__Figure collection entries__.
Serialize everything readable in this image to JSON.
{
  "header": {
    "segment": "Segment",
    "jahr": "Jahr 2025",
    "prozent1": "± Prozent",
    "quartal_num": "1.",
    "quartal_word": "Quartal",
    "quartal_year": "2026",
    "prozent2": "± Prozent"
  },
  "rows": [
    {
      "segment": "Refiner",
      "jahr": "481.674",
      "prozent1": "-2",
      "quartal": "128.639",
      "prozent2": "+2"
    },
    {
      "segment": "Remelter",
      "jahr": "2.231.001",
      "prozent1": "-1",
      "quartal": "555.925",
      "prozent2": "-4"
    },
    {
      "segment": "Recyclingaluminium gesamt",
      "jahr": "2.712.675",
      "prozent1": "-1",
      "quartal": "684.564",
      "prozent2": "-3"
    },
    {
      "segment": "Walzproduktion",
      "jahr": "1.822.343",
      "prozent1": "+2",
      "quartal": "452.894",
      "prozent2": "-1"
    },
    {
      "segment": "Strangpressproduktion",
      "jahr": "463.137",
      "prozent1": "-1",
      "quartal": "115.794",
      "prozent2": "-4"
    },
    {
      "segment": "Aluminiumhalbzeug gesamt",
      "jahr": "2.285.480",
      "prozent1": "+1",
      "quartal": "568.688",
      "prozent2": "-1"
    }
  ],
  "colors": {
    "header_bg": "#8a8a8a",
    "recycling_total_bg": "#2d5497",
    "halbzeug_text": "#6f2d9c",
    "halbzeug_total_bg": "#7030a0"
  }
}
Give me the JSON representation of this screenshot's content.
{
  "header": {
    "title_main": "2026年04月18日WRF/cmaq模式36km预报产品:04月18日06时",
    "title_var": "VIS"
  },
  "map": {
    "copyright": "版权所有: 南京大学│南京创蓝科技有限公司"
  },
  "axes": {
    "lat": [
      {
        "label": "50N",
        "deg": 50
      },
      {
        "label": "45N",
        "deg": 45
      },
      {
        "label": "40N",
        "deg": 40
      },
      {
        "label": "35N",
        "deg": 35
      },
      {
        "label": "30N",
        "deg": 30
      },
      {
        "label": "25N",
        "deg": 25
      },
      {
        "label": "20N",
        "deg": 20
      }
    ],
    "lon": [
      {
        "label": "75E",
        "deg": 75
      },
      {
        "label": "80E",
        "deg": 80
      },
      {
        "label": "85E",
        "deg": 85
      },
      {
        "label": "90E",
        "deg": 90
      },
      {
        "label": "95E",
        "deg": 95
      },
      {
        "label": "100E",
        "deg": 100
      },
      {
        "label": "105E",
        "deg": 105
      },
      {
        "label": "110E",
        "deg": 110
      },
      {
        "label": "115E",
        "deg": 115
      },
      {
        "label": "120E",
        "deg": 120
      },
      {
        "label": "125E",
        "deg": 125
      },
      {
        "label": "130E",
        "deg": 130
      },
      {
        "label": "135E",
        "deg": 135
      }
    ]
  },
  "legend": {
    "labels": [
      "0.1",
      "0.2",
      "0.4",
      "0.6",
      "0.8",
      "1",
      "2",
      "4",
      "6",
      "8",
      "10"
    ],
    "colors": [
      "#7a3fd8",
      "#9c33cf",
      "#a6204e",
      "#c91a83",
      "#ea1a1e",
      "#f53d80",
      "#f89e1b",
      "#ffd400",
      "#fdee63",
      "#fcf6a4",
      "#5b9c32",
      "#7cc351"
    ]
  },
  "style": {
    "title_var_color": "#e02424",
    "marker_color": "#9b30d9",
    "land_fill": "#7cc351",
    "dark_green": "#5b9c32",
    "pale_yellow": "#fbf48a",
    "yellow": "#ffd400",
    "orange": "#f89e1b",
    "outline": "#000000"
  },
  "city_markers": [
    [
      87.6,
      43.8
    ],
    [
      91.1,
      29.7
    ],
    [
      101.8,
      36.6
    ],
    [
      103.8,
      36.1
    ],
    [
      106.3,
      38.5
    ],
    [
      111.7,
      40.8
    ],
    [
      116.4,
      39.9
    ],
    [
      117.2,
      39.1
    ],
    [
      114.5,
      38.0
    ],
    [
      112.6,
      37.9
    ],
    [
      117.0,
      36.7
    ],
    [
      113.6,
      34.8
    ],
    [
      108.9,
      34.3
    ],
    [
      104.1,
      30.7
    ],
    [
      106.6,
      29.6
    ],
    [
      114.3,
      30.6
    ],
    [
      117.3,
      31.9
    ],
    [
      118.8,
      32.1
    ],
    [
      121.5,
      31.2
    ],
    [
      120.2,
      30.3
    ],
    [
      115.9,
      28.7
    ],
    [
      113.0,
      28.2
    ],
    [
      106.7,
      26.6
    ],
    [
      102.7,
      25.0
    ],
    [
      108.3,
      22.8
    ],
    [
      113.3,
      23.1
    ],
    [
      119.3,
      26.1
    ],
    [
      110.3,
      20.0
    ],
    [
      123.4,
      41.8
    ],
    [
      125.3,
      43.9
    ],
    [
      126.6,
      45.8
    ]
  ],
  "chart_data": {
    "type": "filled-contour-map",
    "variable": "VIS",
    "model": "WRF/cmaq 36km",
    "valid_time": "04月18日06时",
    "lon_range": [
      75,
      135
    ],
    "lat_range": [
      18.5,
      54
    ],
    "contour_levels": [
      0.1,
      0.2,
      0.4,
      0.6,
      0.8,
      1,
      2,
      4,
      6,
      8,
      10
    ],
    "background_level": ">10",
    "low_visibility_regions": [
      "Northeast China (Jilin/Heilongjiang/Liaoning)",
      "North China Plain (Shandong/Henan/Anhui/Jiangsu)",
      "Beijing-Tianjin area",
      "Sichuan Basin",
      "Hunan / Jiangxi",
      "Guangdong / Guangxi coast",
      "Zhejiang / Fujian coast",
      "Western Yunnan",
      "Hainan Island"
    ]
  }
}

__WHAT THE EXERCISE ASKS__. Repeat the data precisely, line by line.

__RESULT BELOW__.
Serialize everything readable in this image to JSON.
{
  "header": {
    "segment": "Segment",
    "jahr": "Jahr 2025",
    "prozent1": "± Prozent",
    "quartal_num": "1.",
    "quartal_word": "Quartal",
    "quartal_year": "2026",
    "prozent2": "± Prozent"
  },
  "rows": [
    {
      "segment": "Refiner",
      "jahr": "481.674",
      "prozent1": "-2",
      "quartal": "128.639",
      "prozent2": "+2"
    },
    {
      "segment": "Remelter",
      "jahr": "2.231.001",
      "prozent1": "-1",
      "quartal": "555.925",
      "prozent2": "-4"
    },
    {
      "segment": "Recyclingaluminium gesamt",
      "jahr": "2.712.675",
      "prozent1": "-1",
      "quartal": "684.564",
      "prozent2": "-3"
    },
    {
      "segment": "Walzproduktion",
      "jahr": "1.822.343",
      "prozent1": "+2",
      "quartal": "452.894",
      "prozent2": "-1"
    },
    {
      "segment": "Strangpressproduktion",
      "jahr": "463.137",
      "prozent1": "-1",
      "quartal": "115.794",
      "prozent2": "-4"
    },
    {
      "segment": "Aluminiumhalbzeug gesamt",
      "jahr": "2.285.480",
      "prozent1": "+1",
      "quartal": "568.688",
      "prozent2": "-1"
    }
  ],
  "colors": {
    "header_bg": "#8a8a8a",
    "recycling_total_bg": "#2d5497",
    "halbzeug_text": "#6f2d9c",
    "halbzeug_total_bg": "#7030a0"
  }
}
Give me the JSON representation of this screenshot's content.
{
  "header": {
    "title_main": "2026年04月18日WRF/cmaq模式36km预报产品:04月18日06时",
    "title_var": "VIS"
  },
  "map": {
    "copyright": "版权所有: 南京大学│南京创蓝科技有限公司"
  },
  "axes": {
    "lat": [
      {
        "label": "50N",
        "deg": 50
      },
      {
        "label": "45N",
        "deg": 45
      },
      {
        "label": "40N",
        "deg": 40
      },
      {
        "label": "35N",
        "deg": 35
      },
      {
        "label": "30N",
        "deg": 30
      },
      {
        "label": "25N",
        "deg": 25
      },
      {
        "label": "20N",
        "deg": 20
      }
    ],
    "lon": [
      {
        "label": "75E",
        "deg": 75
      },
      {
        "label": "80E",
        "deg": 80
      },
      {
        "label": "85E",
        "deg": 85
      },
      {
        "label": "90E",
        "deg": 90
      },
      {
        "label": "95E",
        "deg": 95
      },
      {
        "label": "100E",
        "deg": 100
      },
      {
        "label": "105E",
        "deg": 105
      },
      {
        "label": "110E",
        "deg": 110
      },
      {
        "label": "115E",
        "deg": 115
      },
      {
        "label": "120E",
        "deg": 120
      },
      {
        "label": "125E",
        "deg": 125
      },
      {
        "label": "130E",
        "deg": 130
      },
      {
        "label": "135E",
        "deg": 135
      }
    ]
  },
  "legend": {
    "labels": [
      "0.1",
      "0.2",
      "0.4",
      "0.6",
      "0.8",
      "1",
      "2",
      "4",
      "6",
      "8",
      "10"
    ],
    "colors": [
      "#7a3fd8",
      "#9c33cf",
      "#a6204e",
      "#c91a83",
      "#ea1a1e",
      "#f53d80",
      "#f89e1b",
      "#ffd400",
      "#fdee63",
      "#fcf6a4",
      "#5b9c32",
      "#7cc351"
    ]
  },
  "style": {
    "title_var_color": "#e02424",
    "marker_color": "#9b30d9",
    "land_fill": "#7cc351",
    "dark_green": "#5b9c32",
    "pale_yellow": "#fbf48a",
    "yellow": "#ffd400",
    "orange": "#f89e1b",
    "outline": "#000000"
  },
  "city_markers": [
    [
      87.6,
      43.8
    ],
    [
      91.1,
      29.7
    ],
    [
      101.8,
      36.6
    ],
    [
      103.8,
      36.1
    ],
    [
      106.3,
      38.5
    ],
    [
      111.7,
      40.8
    ],
    [
      116.4,
      39.9
    ],
    [
      117.2,
      39.1
    ],
    [
      114.5,
      38.0
    ],
    [
      112.6,
      37.9
    ],
    [
      117.0,
      36.7
    ],
    [
      113.6,
      34.8
    ],
    [
      108.9,
      34.3
    ],
    [
      104.1,
      30.7
    ],
    [
      106.6,
      29.6
    ],
    [
      114.3,
      30.6
    ],
    [
      117.3,
      31.9
    ],
    [
      118.8,
      32.1
    ],
    [
      121.5,
      31.2
    ],
    [
      120.2,
      30.3
    ],
    [
      115.9,
      28.7
    ],
    [
      113.0,
      28.2
    ],
    [
      106.7,
      26.6
    ],
    [
      102.7,
      25.0
    ],
    [
      108.3,
      22.8
    ],
    [
      113.3,
      23.1
    ],
    [
      119.3,
      26.1
    ],
    [
      110.3,
      20.0
    ],
    [
      123.4,
      41.8
    ],
    [
      125.3,
      43.9
    ],
    [
      126.6,
      45.8
    ]
  ],
  "chart_data": {
    "type": "filled-contour-map",
    "variable": "VIS",
    "model": "WRF/cmaq 36km",
    "valid_time": "04月18日06时",
    "lon_range": [
      75,
      135
    ],
    "lat_range": [
      18.5,
      54
    ],
    "contour_levels": [
      0.1,
      0.2,
      0.4,
      0.6,
      0.8,
      1,
      2,
      4,
      6,
      8,
      10
    ],
    "background_level": ">10",
    "low_visibility_regions": [
      "Northeast China (Jilin/Heilongjiang/Liaoning)",
      "North China Plain (Shandong/Henan/Anhui/Jiangsu)",
      "Beijing-Tianjin area",
      "Sichuan Basin",
      "Hunan / Jiangxi",
      "Guangdong / Guangxi coast",
      "Zhejiang / Fujian coast",
      "Western Yunnan",
      "Hainan Island"
    ]
  }
}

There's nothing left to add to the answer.